BRIEF: Repeat the material verbatim. Images are excluded from the copy.

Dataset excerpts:
────

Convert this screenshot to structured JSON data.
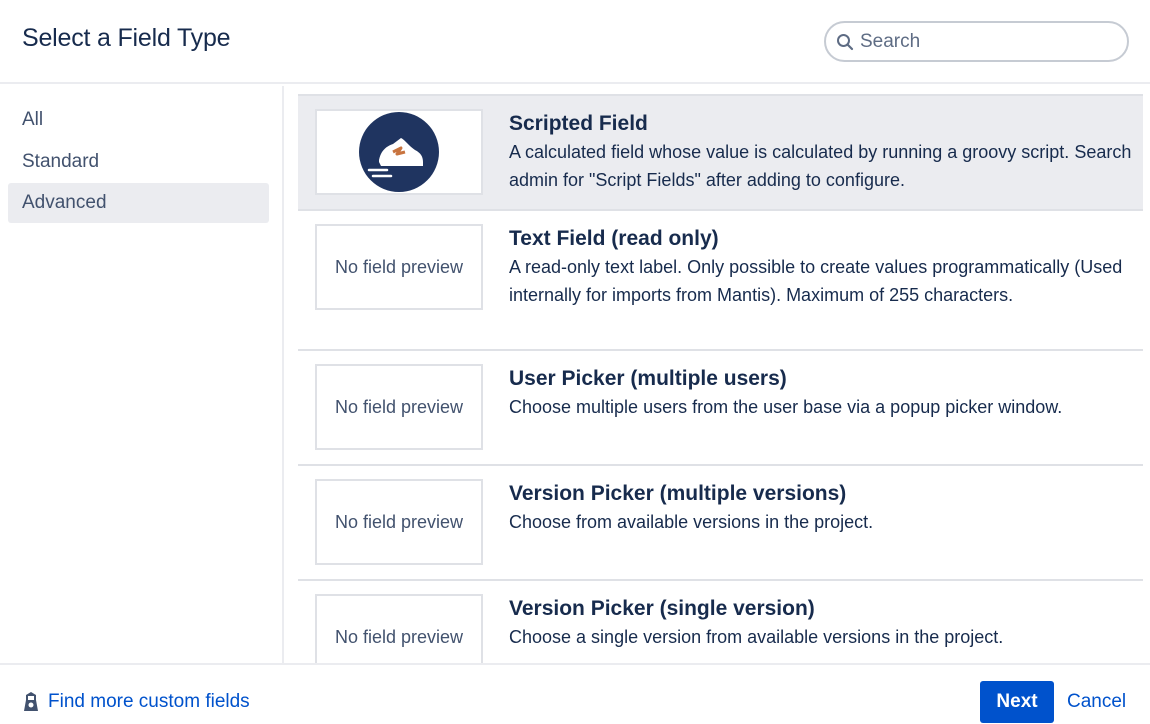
{
  "dialog": {
    "title": "Select a Field Type"
  },
  "search": {
    "placeholder": "Search",
    "value": ""
  },
  "sidebar": {
    "items": [
      {
        "label": "All"
      },
      {
        "label": "Standard"
      },
      {
        "label": "Advanced",
        "active": true
      }
    ]
  },
  "fields": [
    {
      "name": "Scripted Field",
      "description": "A calculated field whose value is calculated by running a groovy script. Search admin for \"Script Fields\" after adding to configure.",
      "preview": "shoe-logo-icon",
      "selected": true
    },
    {
      "name": "Text Field (read only)",
      "description": "A read-only text label. Only possible to create values programmatically (Used internally for imports from Mantis). Maximum of 255 characters.",
      "preview_text": "No field preview"
    },
    {
      "name": "User Picker (multiple users)",
      "description": "Choose multiple users from the user base via a popup picker window.",
      "preview_text": "No field preview"
    },
    {
      "name": "Version Picker (multiple versions)",
      "description": "Choose from available versions in the project.",
      "preview_text": "No field preview"
    },
    {
      "name": "Version Picker (single version)",
      "description": "Choose a single version from available versions in the project.",
      "preview_text": "No field preview"
    }
  ],
  "footer": {
    "find_more_label": "Find more custom fields",
    "next_label": "Next",
    "cancel_label": "Cancel"
  },
  "colors": {
    "primary": "#0052cc",
    "text": "#172b4d",
    "selected_bg": "#ebecf0",
    "logo_bg": "#1f3460",
    "logo_accent": "#c8743f"
  }
}
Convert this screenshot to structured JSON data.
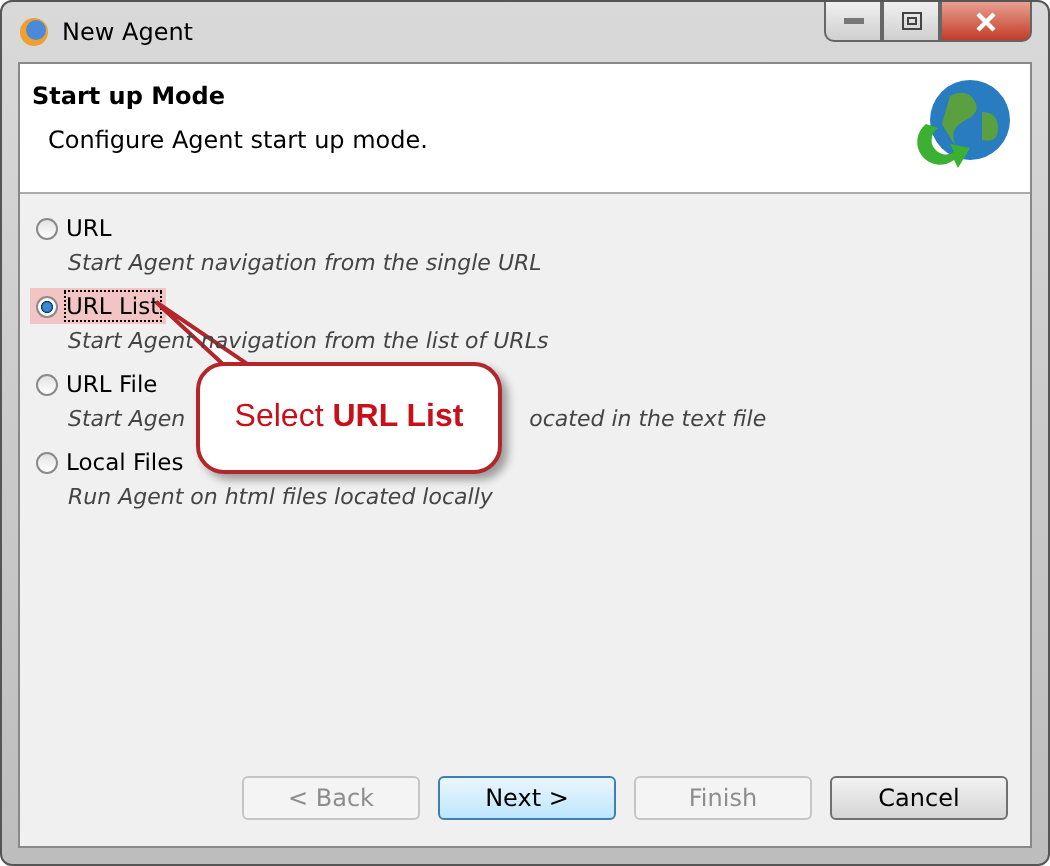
{
  "window": {
    "title": "New Agent"
  },
  "header": {
    "title": "Start up Mode",
    "subtitle": "Configure Agent start up mode."
  },
  "options": [
    {
      "label": "URL",
      "selected": false,
      "description": [
        "Start Agent navigation from the single URL"
      ]
    },
    {
      "label": "URL List",
      "selected": true,
      "description": [
        "Start Agent navigation from the list of URLs"
      ]
    },
    {
      "label": "URL File",
      "selected": false,
      "description": [
        "Start Agen",
        "ocated in the text file"
      ]
    },
    {
      "label": "Local Files",
      "selected": false,
      "description": [
        "Run Agent on html files located locally"
      ]
    }
  ],
  "callout": {
    "text": "Select **URL List**"
  },
  "buttons": [
    {
      "label": "< Back",
      "disabled": true,
      "default": false
    },
    {
      "label": "Next >",
      "disabled": false,
      "default": true
    },
    {
      "label": "Finish",
      "disabled": true,
      "default": false
    },
    {
      "label": "Cancel",
      "disabled": false,
      "default": false
    }
  ]
}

────

RESULT OF THE TASK:
Convert this screenshot to structured JSON data.
{
  "dialog": {
    "title": "Select a Field Type"
  },
  "search": {
    "placeholder": "Search",
    "value": ""
  },
  "sidebar": {
    "items": [
      {
        "label": "All"
      },
      {
        "label": "Standard"
      },
      {
        "label": "Advanced",
        "active": true
      }
    ]
  },
  "fields": [
    {
      "name": "Scripted Field",
      "description": "A calculated field whose value is calculated by running a groovy script. Search admin for \"Script Fields\" after adding to configure.",
      "preview": "shoe-logo-icon",
      "selected": true
    },
    {
      "name": "Text Field (read only)",
      "description": "A read-only text label. Only possible to create values programmatically (Used internally for imports from Mantis). Maximum of 255 characters.",
      "preview_text": "No field preview"
    },
    {
      "name": "User Picker (multiple users)",
      "description": "Choose multiple users from the user base via a popup picker window.",
      "preview_text": "No field preview"
    },
    {
      "name": "Version Picker (multiple versions)",
      "description": "Choose from available versions in the project.",
      "preview_text": "No field preview"
    },
    {
      "name": "Version Picker (single version)",
      "description": "Choose a single version from available versions in the project.",
      "preview_text": "No field preview"
    }
  ],
  "footer": {
    "find_more_label": "Find more custom fields",
    "next_label": "Next",
    "cancel_label": "Cancel"
  },
  "colors": {
    "primary": "#0052cc",
    "text": "#172b4d",
    "selected_bg": "#ebecf0",
    "logo_bg": "#1f3460",
    "logo_accent": "#c8743f"
  }
}
Convert this screenshot to structured JSON data.
{
  "window": {
    "title": "New Agent"
  },
  "header": {
    "title": "Start up Mode",
    "subtitle": "Configure Agent start up mode."
  },
  "options": [
    {
      "label": "URL",
      "selected": false,
      "description": [
        "Start Agent navigation from the single URL"
      ]
    },
    {
      "label": "URL List",
      "selected": true,
      "description": [
        "Start Agent navigation from the list of URLs"
      ]
    },
    {
      "label": "URL File",
      "selected": false,
      "description": [
        "Start Agen",
        "ocated in the text file"
      ]
    },
    {
      "label": "Local Files",
      "selected": false,
      "description": [
        "Run Agent on html files located locally"
      ]
    }
  ],
  "callout": {
    "text": "Select **URL List**"
  },
  "buttons": [
    {
      "label": "< Back",
      "disabled": true,
      "default": false
    },
    {
      "label": "Next >",
      "disabled": false,
      "default": true
    },
    {
      "label": "Finish",
      "disabled": true,
      "default": false
    },
    {
      "label": "Cancel",
      "disabled": false,
      "default": false
    }
  ]
}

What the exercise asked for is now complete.